§ EXERCISE REQUIREMENTS
Restate each of the lines given below, word for word.
......
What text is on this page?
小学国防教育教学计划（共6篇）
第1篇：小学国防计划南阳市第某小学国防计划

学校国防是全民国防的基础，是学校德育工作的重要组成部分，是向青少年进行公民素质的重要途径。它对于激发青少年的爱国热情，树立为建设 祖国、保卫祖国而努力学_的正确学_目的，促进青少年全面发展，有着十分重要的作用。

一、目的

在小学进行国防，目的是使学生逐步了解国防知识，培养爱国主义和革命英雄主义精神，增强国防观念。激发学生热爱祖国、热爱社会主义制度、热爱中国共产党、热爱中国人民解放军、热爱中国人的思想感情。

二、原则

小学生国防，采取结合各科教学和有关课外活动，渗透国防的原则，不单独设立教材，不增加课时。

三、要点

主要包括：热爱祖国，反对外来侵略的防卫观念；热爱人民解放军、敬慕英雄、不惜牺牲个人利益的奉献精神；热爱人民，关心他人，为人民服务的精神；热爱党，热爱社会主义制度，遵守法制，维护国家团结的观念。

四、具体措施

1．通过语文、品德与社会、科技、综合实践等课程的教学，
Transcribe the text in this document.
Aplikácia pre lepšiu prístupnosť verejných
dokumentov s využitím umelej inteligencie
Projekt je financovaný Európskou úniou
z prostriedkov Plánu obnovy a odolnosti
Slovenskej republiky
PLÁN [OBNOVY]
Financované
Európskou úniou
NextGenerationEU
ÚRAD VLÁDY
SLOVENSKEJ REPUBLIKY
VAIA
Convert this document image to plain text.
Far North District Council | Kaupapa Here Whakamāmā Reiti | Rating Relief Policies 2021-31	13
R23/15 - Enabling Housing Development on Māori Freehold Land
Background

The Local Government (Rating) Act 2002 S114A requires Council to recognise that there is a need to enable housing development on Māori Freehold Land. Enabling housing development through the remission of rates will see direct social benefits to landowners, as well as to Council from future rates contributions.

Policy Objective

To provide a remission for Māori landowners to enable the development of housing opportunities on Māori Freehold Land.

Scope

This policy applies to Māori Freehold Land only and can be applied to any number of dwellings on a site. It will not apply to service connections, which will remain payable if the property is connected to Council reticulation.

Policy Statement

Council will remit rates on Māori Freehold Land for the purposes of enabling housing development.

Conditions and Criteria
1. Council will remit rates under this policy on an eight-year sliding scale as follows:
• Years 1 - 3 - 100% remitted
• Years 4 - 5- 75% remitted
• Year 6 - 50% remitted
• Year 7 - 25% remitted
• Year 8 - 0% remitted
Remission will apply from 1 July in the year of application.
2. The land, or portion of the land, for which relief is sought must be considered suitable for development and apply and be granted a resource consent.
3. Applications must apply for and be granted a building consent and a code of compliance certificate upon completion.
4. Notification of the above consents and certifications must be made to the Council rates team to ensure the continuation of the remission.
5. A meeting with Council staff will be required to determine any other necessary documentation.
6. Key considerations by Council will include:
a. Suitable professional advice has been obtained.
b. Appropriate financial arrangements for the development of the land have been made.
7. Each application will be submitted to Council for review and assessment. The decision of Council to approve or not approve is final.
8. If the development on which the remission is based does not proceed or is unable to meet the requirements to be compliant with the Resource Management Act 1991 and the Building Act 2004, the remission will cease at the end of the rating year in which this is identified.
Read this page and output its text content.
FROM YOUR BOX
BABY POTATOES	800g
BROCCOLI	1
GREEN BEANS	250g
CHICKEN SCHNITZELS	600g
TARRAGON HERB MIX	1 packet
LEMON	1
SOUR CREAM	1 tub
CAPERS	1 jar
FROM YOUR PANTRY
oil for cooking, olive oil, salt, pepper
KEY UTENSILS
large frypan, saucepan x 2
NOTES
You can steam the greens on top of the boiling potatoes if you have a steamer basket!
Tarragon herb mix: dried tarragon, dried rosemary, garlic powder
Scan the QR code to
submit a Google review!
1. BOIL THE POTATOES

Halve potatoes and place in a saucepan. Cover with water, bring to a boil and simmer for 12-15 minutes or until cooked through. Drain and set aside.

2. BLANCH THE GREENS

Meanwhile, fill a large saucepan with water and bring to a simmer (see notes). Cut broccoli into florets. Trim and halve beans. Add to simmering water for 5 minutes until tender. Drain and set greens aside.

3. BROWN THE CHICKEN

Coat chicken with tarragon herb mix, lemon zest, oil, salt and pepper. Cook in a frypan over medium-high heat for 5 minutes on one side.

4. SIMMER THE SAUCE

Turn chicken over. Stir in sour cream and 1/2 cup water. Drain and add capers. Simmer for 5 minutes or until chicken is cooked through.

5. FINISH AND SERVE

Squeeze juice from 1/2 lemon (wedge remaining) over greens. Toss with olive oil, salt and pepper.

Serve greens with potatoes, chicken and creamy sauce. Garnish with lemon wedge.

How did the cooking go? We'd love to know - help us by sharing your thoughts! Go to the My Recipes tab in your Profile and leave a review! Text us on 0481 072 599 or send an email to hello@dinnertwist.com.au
......
§ THE REPLY
What text is on this page?
小学国防教育教学计划（共6篇）
第1篇：小学国防计划南阳市第某小学国防计划

学校国防是全民国防的基础，是学校德育工作的重要组成部分，是向青少年进行公民素质的重要途径。它对于激发青少年的爱国热情，树立为建设 祖国、保卫祖国而努力学_的正确学_目的，促进青少年全面发展，有着十分重要的作用。

一、目的

在小学进行国防，目的是使学生逐步了解国防知识，培养爱国主义和革命英雄主义精神，增强国防观念。激发学生热爱祖国、热爱社会主义制度、热爱中国共产党、热爱中国人民解放军、热爱中国人的思想感情。

二、原则

小学生国防，采取结合各科教学和有关课外活动，渗透国防的原则，不单独设立教材，不增加课时。

三、要点

主要包括：热爱祖国，反对外来侵略的防卫观念；热爱人民解放军、敬慕英雄、不惜牺牲个人利益的奉献精神；热爱人民，关心他人，为人民服务的精神；热爱党，热爱社会主义制度，遵守法制，维护国家团结的观念。

四、具体措施

1．通过语文、品德与社会、科技、综合实践等课程的教学，
Transcribe the text in this document.
Aplikácia pre lepšiu prístupnosť verejných
dokumentov s využitím umelej inteligencie
Projekt je financovaný Európskou úniou
z prostriedkov Plánu obnovy a odolnosti
Slovenskej republiky
PLÁN [OBNOVY]
Financované
Európskou úniou
NextGenerationEU
ÚRAD VLÁDY
SLOVENSKEJ REPUBLIKY
VAIA
Convert this document image to plain text.
Far North District Council | Kaupapa Here Whakamāmā Reiti | Rating Relief Policies 2021-31	13
R23/15 - Enabling Housing Development on Māori Freehold Land
Background

The Local Government (Rating) Act 2002 S114A requires Council to recognise that there is a need to enable housing development on Māori Freehold Land. Enabling housing development through the remission of rates will see direct social benefits to landowners, as well as to Council from future rates contributions.

Policy Objective

To provide a remission for Māori landowners to enable the development of housing opportunities on Māori Freehold Land.

Scope

This policy applies to Māori Freehold Land only and can be applied to any number of dwellings on a site. It will not apply to service connections, which will remain payable if the property is connected to Council reticulation.

Policy Statement

Council will remit rates on Māori Freehold Land for the purposes of enabling housing development.

Conditions and Criteria
1. Council will remit rates under this policy on an eight-year sliding scale as follows:
• Years 1 - 3 - 100% remitted
• Years 4 - 5- 75% remitted
• Year 6 - 50% remitted
• Year 7 - 25% remitted
• Year 8 - 0% remitted
Remission will apply from 1 July in the year of application.
2. The land, or portion of the land, for which relief is sought must be considered suitable for development and apply and be granted a resource consent.
3. Applications must apply for and be granted a building consent and a code of compliance certificate upon completion.
4. Notification of the above consents and certifications must be made to the Council rates team to ensure the continuation of the remission.
5. A meeting with Council staff will be required to determine any other necessary documentation.
6. Key considerations by Council will include:
a. Suitable professional advice has been obtained.
b. Appropriate financial arrangements for the development of the land have been made.
7. Each application will be submitted to Council for review and assessment. The decision of Council to approve or not approve is final.
8. If the development on which the remission is based does not proceed or is unable to meet the requirements to be compliant with the Resource Management Act 1991 and the Building Act 2004, the remission will cease at the end of the rating year in which this is identified.
Read this page and output its text content.
FROM YOUR BOX
BABY POTATOES	800g
BROCCOLI	1
GREEN BEANS	250g
CHICKEN SCHNITZELS	600g
TARRAGON HERB MIX	1 packet
LEMON	1
SOUR CREAM	1 tub
CAPERS	1 jar
FROM YOUR PANTRY
oil for cooking, olive oil, salt, pepper
KEY UTENSILS
large frypan, saucepan x 2
NOTES
You can steam the greens on top of the boiling potatoes if you have a steamer basket!
Tarragon herb mix: dried tarragon, dried rosemary, garlic powder
Scan the QR code to
submit a Google review!
1. BOIL THE POTATOES

Halve potatoes and place in a saucepan. Cover with water, bring to a boil and simmer for 12-15 minutes or until cooked through. Drain and set aside.

2. BLANCH THE GREENS

Meanwhile, fill a large saucepan with water and bring to a simmer (see notes). Cut broccoli into florets. Trim and halve beans. Add to simmering water for 5 minutes until tender. Drain and set greens aside.

3. BROWN THE CHICKEN

Coat chicken with tarragon herb mix, lemon zest, oil, salt and pepper. Cook in a frypan over medium-high heat for 5 minutes on one side.

4. SIMMER THE SAUCE

Turn chicken over. Stir in sour cream and 1/2 cup water. Drain and add capers. Simmer for 5 minutes or until chicken is cooked through.

5. FINISH AND SERVE

Squeeze juice from 1/2 lemon (wedge remaining) over greens. Toss with olive oil, salt and pepper.

Serve greens with potatoes, chicken and creamy sauce. Garnish with lemon wedge.

How did the cooking go? We'd love to know - help us by sharing your thoughts! Go to the My Recipes tab in your Profile and leave a review! Text us on 0481 072 599 or send an email to hello@dinnertwist.com.au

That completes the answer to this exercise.